Every record below should be transcribed exactly. Omit the images.

***

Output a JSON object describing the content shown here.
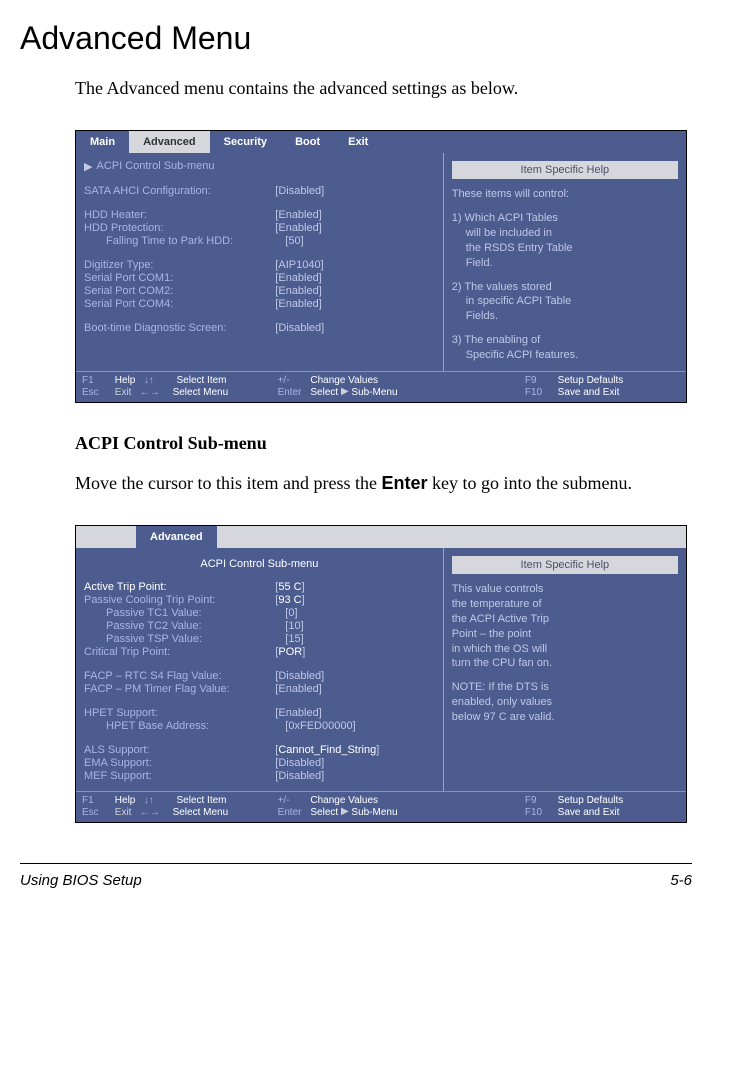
{
  "page": {
    "title": "Advanced Menu",
    "intro": "The Advanced menu contains the advanced settings as below.",
    "sub_title": "ACPI Control Sub-menu",
    "sub_text_a": "Move the cursor to this item and press the ",
    "sub_text_key": "Enter",
    "sub_text_b": " key to go into the submenu.",
    "footer_left": "Using BIOS Setup",
    "footer_right": "5-6"
  },
  "bios1": {
    "tabs": [
      "Main",
      "Advanced",
      "Security",
      "Boot",
      "Exit"
    ],
    "active_tab": 1,
    "submenu_arrow": "▶",
    "submenu_label": "ACPI Control Sub-menu",
    "rows": [
      {
        "label": "SATA AHCI Configuration:",
        "value": "Disabled"
      },
      {
        "gap": true
      },
      {
        "label": "HDD Heater:",
        "value": "Enabled"
      },
      {
        "label": "HDD Protection:",
        "value": "Enabled"
      },
      {
        "label": "Falling Time to Park HDD:",
        "value": "50",
        "indent": 2
      },
      {
        "gap": true
      },
      {
        "label": "Digitizer Type:",
        "value": "AIP1040"
      },
      {
        "label": "Serial Port COM1:",
        "value": "Enabled"
      },
      {
        "label": "Serial Port COM2:",
        "value": "Enabled"
      },
      {
        "label": "Serial Port COM4:",
        "value": "Enabled"
      },
      {
        "gap": true
      },
      {
        "label": "Boot-time Diagnostic Screen:",
        "value": "Disabled"
      }
    ],
    "help_title": "Item Specific Help",
    "help": {
      "l0": "These items will control:",
      "l1a": "1) Which ACPI Tables",
      "l1b": "will be included in",
      "l1c": "the RSDS Entry Table",
      "l1d": "Field.",
      "l2a": "2) The values stored",
      "l2b": "in specific ACPI Table",
      "l2c": "Fields.",
      "l3a": "3) The enabling of",
      "l3b": "Specific ACPI features."
    },
    "footer": {
      "f1": "F1",
      "help": "Help",
      "updn": "↓↑",
      "selitem": "Select Item",
      "pm": "+/-",
      "chg": "Change Values",
      "f9": "F9",
      "defs": "Setup Defaults",
      "esc": "Esc",
      "exit": "Exit",
      "lr": "←→",
      "selmenu": "Select Menu",
      "ent": "Enter",
      "sel": "Select",
      "tri": "▶",
      "sub": "Sub-Menu",
      "f10": "F10",
      "save": "Save and Exit"
    }
  },
  "bios2": {
    "tab": "Advanced",
    "title": "ACPI Control Sub-menu",
    "rows": [
      {
        "label": "Active Trip Point:",
        "value": "55 C",
        "lblwhite": true,
        "valwhite": true
      },
      {
        "label": "Passive Cooling Trip Point:",
        "value": "93 C",
        "valwhite": true
      },
      {
        "label": "Passive TC1 Value:",
        "value": "0",
        "indent": 2
      },
      {
        "label": "Passive TC2 Value:",
        "value": "10",
        "indent": 2
      },
      {
        "label": "Passive TSP Value:",
        "value": "15",
        "indent": 2
      },
      {
        "label": "Critical Trip Point:",
        "value": "POR",
        "valwhite": true
      },
      {
        "gap": true
      },
      {
        "label": "FACP – RTC S4 Flag Value:",
        "value": "Disabled"
      },
      {
        "label": "FACP – PM Timer Flag Value:",
        "value": "Enabled"
      },
      {
        "gap": true
      },
      {
        "label": "HPET Support:",
        "value": "Enabled"
      },
      {
        "label": "HPET Base Address:",
        "value": "0xFED00000",
        "indent": 2
      },
      {
        "gap": true
      },
      {
        "label": "ALS Support:",
        "value": "Cannot_Find_String",
        "valwhite": true
      },
      {
        "label": "EMA Support:",
        "value": "Disabled"
      },
      {
        "label": "MEF Support:",
        "value": "Disabled"
      }
    ],
    "help_title": "Item Specific Help",
    "help": {
      "l1": "This value controls",
      "l2": "the temperature of",
      "l3": "the ACPI Active Trip",
      "l4": "Point – the point",
      "l5": "in which the OS will",
      "l6": "turn the CPU fan on.",
      "n1": "NOTE: If the DTS is",
      "n2": "enabled, only values",
      "n3": "below 97 C are valid."
    },
    "footer": {
      "f1": "F1",
      "help": "Help",
      "updn": "↓↑",
      "selitem": "Select Item",
      "pm": "+/-",
      "chg": "Change Values",
      "f9": "F9",
      "defs": "Setup Defaults",
      "esc": "Esc",
      "exit": "Exit",
      "lr": "←→",
      "selmenu": "Select Menu",
      "ent": "Enter",
      "sel": "Select",
      "tri": "▶",
      "sub": "Sub-Menu",
      "f10": "F10",
      "save": "Save and Exit"
    }
  }
}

***

* _Full solution_:
Output a JSON object describing the content shown here.
{
  "page": {
    "title": "Advanced Menu",
    "intro": "The Advanced menu contains the advanced settings as below.",
    "sub_title": "ACPI Control Sub-menu",
    "sub_text_a": "Move the cursor to this item and press the ",
    "sub_text_key": "Enter",
    "sub_text_b": " key to go into the submenu.",
    "footer_left": "Using BIOS Setup",
    "footer_right": "5-6"
  },
  "bios1": {
    "tabs": [
      "Main",
      "Advanced",
      "Security",
      "Boot",
      "Exit"
    ],
    "active_tab": 1,
    "submenu_arrow": "▶",
    "submenu_label": "ACPI Control Sub-menu",
    "rows": [
      {
        "label": "SATA AHCI Configuration:",
        "value": "Disabled"
      },
      {
        "gap": true
      },
      {
        "label": "HDD Heater:",
        "value": "Enabled"
      },
      {
        "label": "HDD Protection:",
        "value": "Enabled"
      },
      {
        "label": "Falling Time to Park HDD:",
        "value": "50",
        "indent": 2
      },
      {
        "gap": true
      },
      {
        "label": "Digitizer Type:",
        "value": "AIP1040"
      },
      {
        "label": "Serial Port COM1:",
        "value": "Enabled"
      },
      {
        "label": "Serial Port COM2:",
        "value": "Enabled"
      },
      {
        "label": "Serial Port COM4:",
        "value": "Enabled"
      },
      {
        "gap": true
      },
      {
        "label": "Boot-time Diagnostic Screen:",
        "value": "Disabled"
      }
    ],
    "help_title": "Item Specific Help",
    "help": {
      "l0": "These items will control:",
      "l1a": "1) Which ACPI Tables",
      "l1b": "will be included in",
      "l1c": "the RSDS Entry Table",
      "l1d": "Field.",
      "l2a": "2) The values stored",
      "l2b": "in specific ACPI Table",
      "l2c": "Fields.",
      "l3a": "3) The enabling of",
      "l3b": "Specific ACPI features."
    },
    "footer": {
      "f1": "F1",
      "help": "Help",
      "updn": "↓↑",
      "selitem": "Select Item",
      "pm": "+/-",
      "chg": "Change Values",
      "f9": "F9",
      "defs": "Setup Defaults",
      "esc": "Esc",
      "exit": "Exit",
      "lr": "←→",
      "selmenu": "Select Menu",
      "ent": "Enter",
      "sel": "Select",
      "tri": "▶",
      "sub": "Sub-Menu",
      "f10": "F10",
      "save": "Save and Exit"
    }
  },
  "bios2": {
    "tab": "Advanced",
    "title": "ACPI Control Sub-menu",
    "rows": [
      {
        "label": "Active Trip Point:",
        "value": "55 C",
        "lblwhite": true,
        "valwhite": true
      },
      {
        "label": "Passive Cooling Trip Point:",
        "value": "93 C",
        "valwhite": true
      },
      {
        "label": "Passive TC1 Value:",
        "value": "0",
        "indent": 2
      },
      {
        "label": "Passive TC2 Value:",
        "value": "10",
        "indent": 2
      },
      {
        "label": "Passive TSP Value:",
        "value": "15",
        "indent": 2
      },
      {
        "label": "Critical Trip Point:",
        "value": "POR",
        "valwhite": true
      },
      {
        "gap": true
      },
      {
        "label": "FACP – RTC S4 Flag Value:",
        "value": "Disabled"
      },
      {
        "label": "FACP – PM Timer Flag Value:",
        "value": "Enabled"
      },
      {
        "gap": true
      },
      {
        "label": "HPET Support:",
        "value": "Enabled"
      },
      {
        "label": "HPET Base Address:",
        "value": "0xFED00000",
        "indent": 2
      },
      {
        "gap": true
      },
      {
        "label": "ALS Support:",
        "value": "Cannot_Find_String",
        "valwhite": true
      },
      {
        "label": "EMA Support:",
        "value": "Disabled"
      },
      {
        "label": "MEF Support:",
        "value": "Disabled"
      }
    ],
    "help_title": "Item Specific Help",
    "help": {
      "l1": "This value controls",
      "l2": "the temperature of",
      "l3": "the ACPI Active Trip",
      "l4": "Point – the point",
      "l5": "in which the OS will",
      "l6": "turn the CPU fan on.",
      "n1": "NOTE: If the DTS is",
      "n2": "enabled, only values",
      "n3": "below 97 C are valid."
    },
    "footer": {
      "f1": "F1",
      "help": "Help",
      "updn": "↓↑",
      "selitem": "Select Item",
      "pm": "+/-",
      "chg": "Change Values",
      "f9": "F9",
      "defs": "Setup Defaults",
      "esc": "Esc",
      "exit": "Exit",
      "lr": "←→",
      "selmenu": "Select Menu",
      "ent": "Enter",
      "sel": "Select",
      "tri": "▶",
      "sub": "Sub-Menu",
      "f10": "F10",
      "save": "Save and Exit"
    }
  }
}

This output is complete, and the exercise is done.